** BEGIN **
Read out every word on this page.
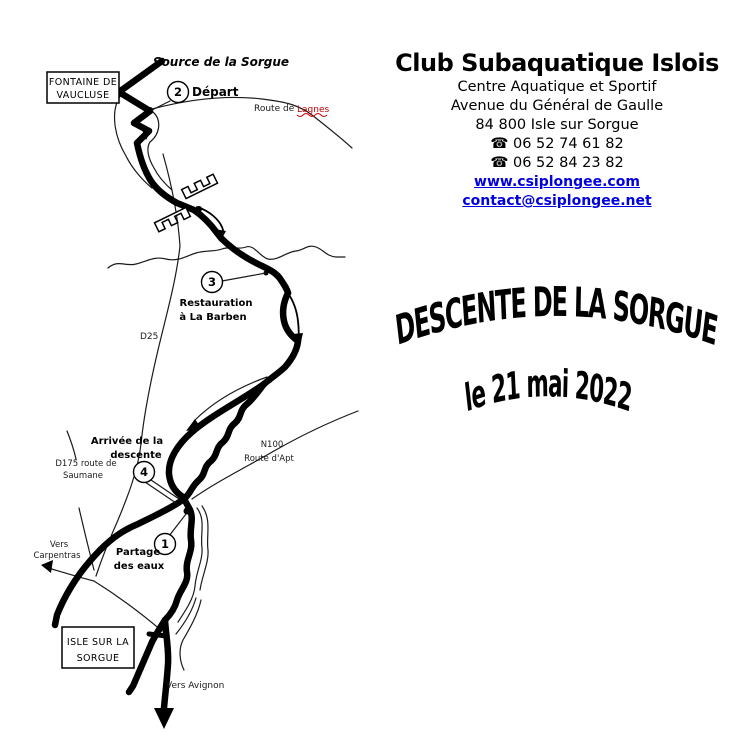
2
3
4
1
FONTAINE DE
VAUCLUSE
ISLE SUR LA
SORGUE
Source de la Sorgue
Départ
Restauration
à La Barben
Arrivée de la
descente
Partage
des eaux
D25
N100
Route d'Apt
D175 route de
Saumane
Vers
Carpentras
Vers Avignon
Route de Lagnes
DESCENTE DE LA SORGUE
le 21 mai 2022
Club Subaquatique Islois
Centre Aquatique et Sportif
Avenue du Général de Gaulle
84 800 Isle sur Sorgue
☎ 06 52 74 61 82
☎ 06 52 84 23 82
www.csiplongee.com
contact@csiplongee.net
** END **
EXERCISE DIRECTIONS:
Scan the material line by line and report each one that contains "csiplongee".

THE OUTPUT:
www.csiplongee.com
contact@csiplongee.net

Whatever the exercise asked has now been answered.